- [ACTIVITY]:
Write the data out in full and word for word. Do not include images.
** Opening DATA LISTING block **
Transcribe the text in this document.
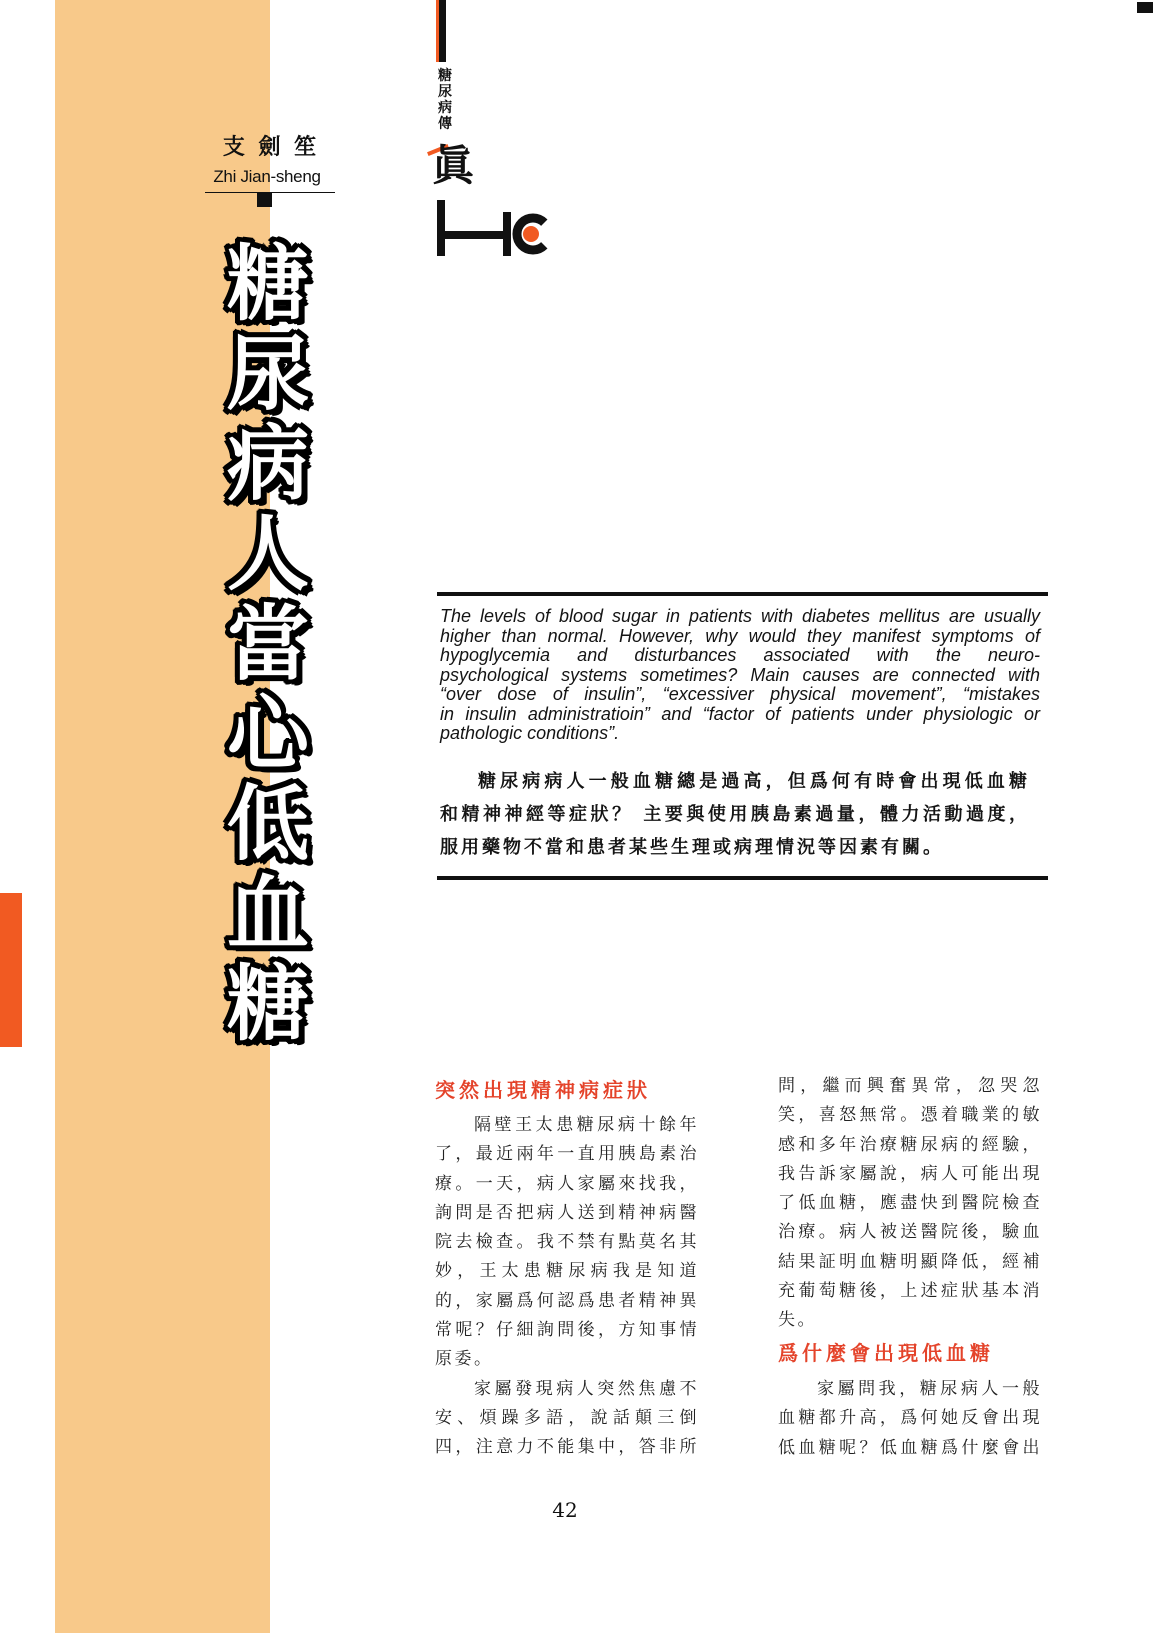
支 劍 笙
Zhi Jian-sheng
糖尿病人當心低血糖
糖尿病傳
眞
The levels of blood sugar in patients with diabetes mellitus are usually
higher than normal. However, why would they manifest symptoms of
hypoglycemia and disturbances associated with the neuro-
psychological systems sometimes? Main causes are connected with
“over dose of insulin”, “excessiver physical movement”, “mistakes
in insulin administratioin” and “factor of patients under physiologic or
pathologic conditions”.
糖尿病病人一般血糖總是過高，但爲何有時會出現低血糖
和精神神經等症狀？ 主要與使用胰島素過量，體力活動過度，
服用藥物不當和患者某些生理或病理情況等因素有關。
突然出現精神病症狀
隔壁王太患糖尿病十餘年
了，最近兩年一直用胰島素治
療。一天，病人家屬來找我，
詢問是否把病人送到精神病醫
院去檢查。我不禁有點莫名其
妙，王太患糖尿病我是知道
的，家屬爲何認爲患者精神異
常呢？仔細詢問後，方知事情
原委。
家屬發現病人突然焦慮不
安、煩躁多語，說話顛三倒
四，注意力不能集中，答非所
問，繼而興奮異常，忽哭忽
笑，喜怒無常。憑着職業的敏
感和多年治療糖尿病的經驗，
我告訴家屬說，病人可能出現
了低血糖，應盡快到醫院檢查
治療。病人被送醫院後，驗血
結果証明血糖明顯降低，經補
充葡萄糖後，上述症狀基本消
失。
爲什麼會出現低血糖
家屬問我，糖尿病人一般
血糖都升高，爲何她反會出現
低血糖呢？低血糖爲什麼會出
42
** Closing DATA LISTING block **
- [RESPONSE BOX]:
Transcribe the text in this document.
支 劍 笙
Zhi Jian-sheng
糖尿病人當心低血糖
糖尿病傳
眞
The levels of blood sugar in patients with diabetes mellitus are usually
higher than normal. However, why would they manifest symptoms of
hypoglycemia and disturbances associated with the neuro-
psychological systems sometimes? Main causes are connected with
“over dose of insulin”, “excessiver physical movement”, “mistakes
in insulin administratioin” and “factor of patients under physiologic or
pathologic conditions”.
糖尿病病人一般血糖總是過高，但爲何有時會出現低血糖
和精神神經等症狀？ 主要與使用胰島素過量，體力活動過度，
服用藥物不當和患者某些生理或病理情況等因素有關。
突然出現精神病症狀
隔壁王太患糖尿病十餘年
了，最近兩年一直用胰島素治
療。一天，病人家屬來找我，
詢問是否把病人送到精神病醫
院去檢查。我不禁有點莫名其
妙，王太患糖尿病我是知道
的，家屬爲何認爲患者精神異
常呢？仔細詢問後，方知事情
原委。
家屬發現病人突然焦慮不
安、煩躁多語，說話顛三倒
四，注意力不能集中，答非所
問，繼而興奮異常，忽哭忽
笑，喜怒無常。憑着職業的敏
感和多年治療糖尿病的經驗，
我告訴家屬說，病人可能出現
了低血糖，應盡快到醫院檢查
治療。病人被送醫院後，驗血
結果証明血糖明顯降低，經補
充葡萄糖後，上述症狀基本消
失。
爲什麼會出現低血糖
家屬問我，糖尿病人一般
血糖都升高，爲何她反會出現
低血糖呢？低血糖爲什麼會出
42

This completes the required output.